◆ **TASK PROMPT**
Make an exact copy of the records, dropping all pictures.

[Figure record extracts]

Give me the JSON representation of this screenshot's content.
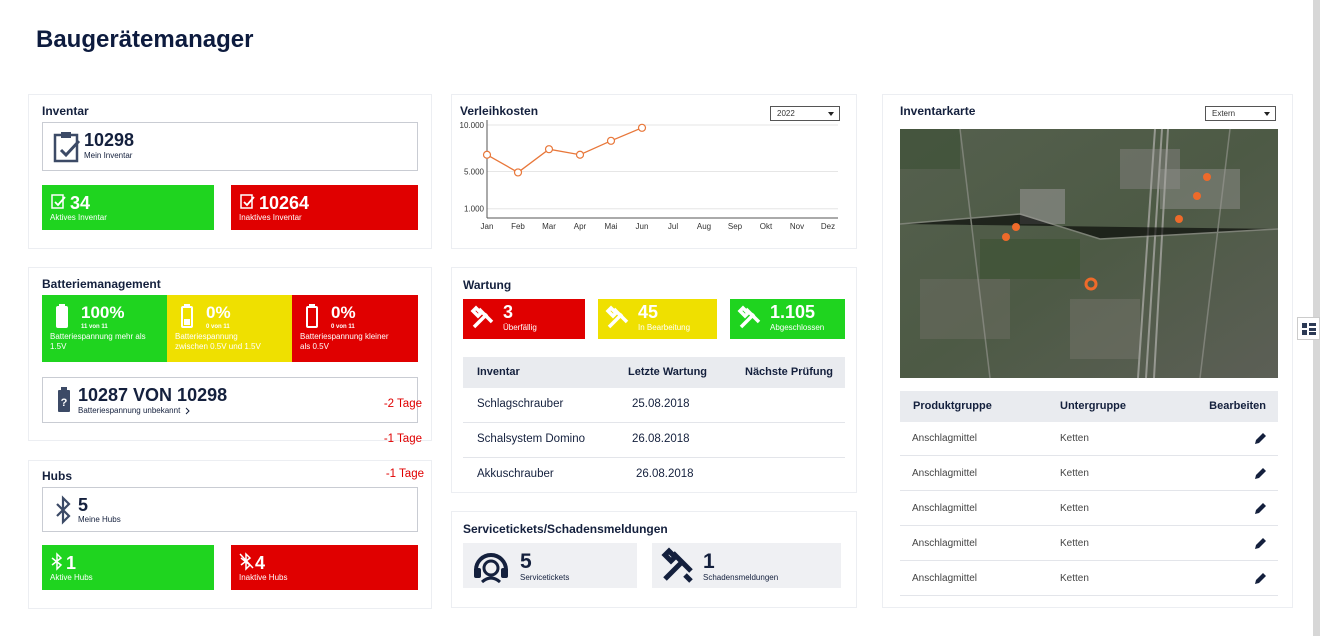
{
  "header": {
    "title": "Baugerätemanager"
  },
  "inventar": {
    "title": "Inventar",
    "total": {
      "value": "10298",
      "label": "Mein Inventar"
    },
    "active": {
      "value": "34",
      "label": "Aktives Inventar"
    },
    "inactive": {
      "value": "10264",
      "label": "Inaktives Inventar"
    }
  },
  "batterie": {
    "title": "Batteriemanagement",
    "boxes": [
      {
        "value": "100%",
        "count": "11 von 11",
        "label": "Batteriespannung mehr als 1.5V"
      },
      {
        "value": "0%",
        "count": "0 von 11",
        "label": "Batteriespannung zwischen 0.5V und 1.5V"
      },
      {
        "value": "0%",
        "count": "0 von 11",
        "label": "Batteriespannung kleiner als 0.5V"
      }
    ],
    "unknown": {
      "value": "10287 VON 10298",
      "label": "Batteriespannung unbekannt"
    }
  },
  "hubs": {
    "title": "Hubs",
    "total": {
      "value": "5",
      "label": "Meine Hubs"
    },
    "active": {
      "value": "1",
      "label": "Aktive Hubs"
    },
    "inactive": {
      "value": "4",
      "label": "Inaktive Hubs"
    }
  },
  "verleih": {
    "year": "2022"
  },
  "chart_data": {
    "type": "line",
    "title": "Verleihkosten",
    "categories": [
      "Jan",
      "Feb",
      "Mar",
      "Apr",
      "Mai",
      "Jun",
      "Jul",
      "Aug",
      "Sep",
      "Okt",
      "Nov",
      "Dez"
    ],
    "values": [
      6800,
      4900,
      7400,
      6800,
      8300,
      9700,
      null,
      null,
      null,
      null,
      null,
      null
    ],
    "color": "#e8773a",
    "ylim": [
      0,
      10000
    ],
    "yticks": [
      {
        "value": 1000,
        "label": "1.000"
      },
      {
        "value": 5000,
        "label": "5.000"
      },
      {
        "value": 10000,
        "label": "10.000"
      }
    ],
    "grid": true
  },
  "wartung": {
    "title": "Wartung",
    "boxes": [
      {
        "value": "3",
        "label": "Überfällig"
      },
      {
        "value": "45",
        "label": "In Bearbeitung"
      },
      {
        "value": "1.105",
        "label": "Abgeschlossen"
      }
    ],
    "table": {
      "columns": [
        "Inventar",
        "Letzte Wartung",
        "Nächste Prüfung"
      ],
      "rows": [
        [
          "Schlagschrauber",
          "25.08.2018",
          "-2 Tage"
        ],
        [
          "Schalsystem Domino",
          "26.08.2018",
          "-1 Tage"
        ],
        [
          "Akkuschrauber",
          "26.08.2018",
          "-1 Tage"
        ]
      ]
    }
  },
  "service": {
    "title": "Servicetickets/Schadensmeldungen",
    "tickets": {
      "value": "5",
      "label": "Servicetickets"
    },
    "damage": {
      "value": "1",
      "label": "Schadensmeldungen"
    }
  },
  "karte": {
    "title": "Inventarkarte",
    "filter": "Extern",
    "table": {
      "columns": [
        "Produktgruppe",
        "Untergruppe",
        "Bearbeiten"
      ],
      "rows": [
        [
          "Anschlagmittel",
          "Ketten"
        ],
        [
          "Anschlagmittel",
          "Ketten"
        ],
        [
          "Anschlagmittel",
          "Ketten"
        ],
        [
          "Anschlagmittel",
          "Ketten"
        ],
        [
          "Anschlagmittel",
          "Ketten"
        ]
      ]
    }
  }
}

◆ **RESULT FOR THIS TASK**
Give me the JSON representation of this screenshot's content.
{
  "header": {
    "title": "Baugerätemanager"
  },
  "inventar": {
    "title": "Inventar",
    "total": {
      "value": "10298",
      "label": "Mein Inventar"
    },
    "active": {
      "value": "34",
      "label": "Aktives Inventar"
    },
    "inactive": {
      "value": "10264",
      "label": "Inaktives Inventar"
    }
  },
  "batterie": {
    "title": "Batteriemanagement",
    "boxes": [
      {
        "value": "100%",
        "count": "11 von 11",
        "label": "Batteriespannung mehr als 1.5V"
      },
      {
        "value": "0%",
        "count": "0 von 11",
        "label": "Batteriespannung zwischen 0.5V und 1.5V"
      },
      {
        "value": "0%",
        "count": "0 von 11",
        "label": "Batteriespannung kleiner als 0.5V"
      }
    ],
    "unknown": {
      "value": "10287 VON 10298",
      "label": "Batteriespannung unbekannt"
    }
  },
  "hubs": {
    "title": "Hubs",
    "total": {
      "value": "5",
      "label": "Meine Hubs"
    },
    "active": {
      "value": "1",
      "label": "Aktive Hubs"
    },
    "inactive": {
      "value": "4",
      "label": "Inaktive Hubs"
    }
  },
  "verleih": {
    "year": "2022"
  },
  "chart_data": {
    "type": "line",
    "title": "Verleihkosten",
    "categories": [
      "Jan",
      "Feb",
      "Mar",
      "Apr",
      "Mai",
      "Jun",
      "Jul",
      "Aug",
      "Sep",
      "Okt",
      "Nov",
      "Dez"
    ],
    "values": [
      6800,
      4900,
      7400,
      6800,
      8300,
      9700,
      null,
      null,
      null,
      null,
      null,
      null
    ],
    "color": "#e8773a",
    "ylim": [
      0,
      10000
    ],
    "yticks": [
      {
        "value": 1000,
        "label": "1.000"
      },
      {
        "value": 5000,
        "label": "5.000"
      },
      {
        "value": 10000,
        "label": "10.000"
      }
    ],
    "grid": true
  },
  "wartung": {
    "title": "Wartung",
    "boxes": [
      {
        "value": "3",
        "label": "Überfällig"
      },
      {
        "value": "45",
        "label": "In Bearbeitung"
      },
      {
        "value": "1.105",
        "label": "Abgeschlossen"
      }
    ],
    "table": {
      "columns": [
        "Inventar",
        "Letzte Wartung",
        "Nächste Prüfung"
      ],
      "rows": [
        [
          "Schlagschrauber",
          "25.08.2018",
          "-2 Tage"
        ],
        [
          "Schalsystem Domino",
          "26.08.2018",
          "-1 Tage"
        ],
        [
          "Akkuschrauber",
          "26.08.2018",
          "-1 Tage"
        ]
      ]
    }
  },
  "service": {
    "title": "Servicetickets/Schadensmeldungen",
    "tickets": {
      "value": "5",
      "label": "Servicetickets"
    },
    "damage": {
      "value": "1",
      "label": "Schadensmeldungen"
    }
  },
  "karte": {
    "title": "Inventarkarte",
    "filter": "Extern",
    "table": {
      "columns": [
        "Produktgruppe",
        "Untergruppe",
        "Bearbeiten"
      ],
      "rows": [
        [
          "Anschlagmittel",
          "Ketten"
        ],
        [
          "Anschlagmittel",
          "Ketten"
        ],
        [
          "Anschlagmittel",
          "Ketten"
        ],
        [
          "Anschlagmittel",
          "Ketten"
        ],
        [
          "Anschlagmittel",
          "Ketten"
        ]
      ]
    }
  }
}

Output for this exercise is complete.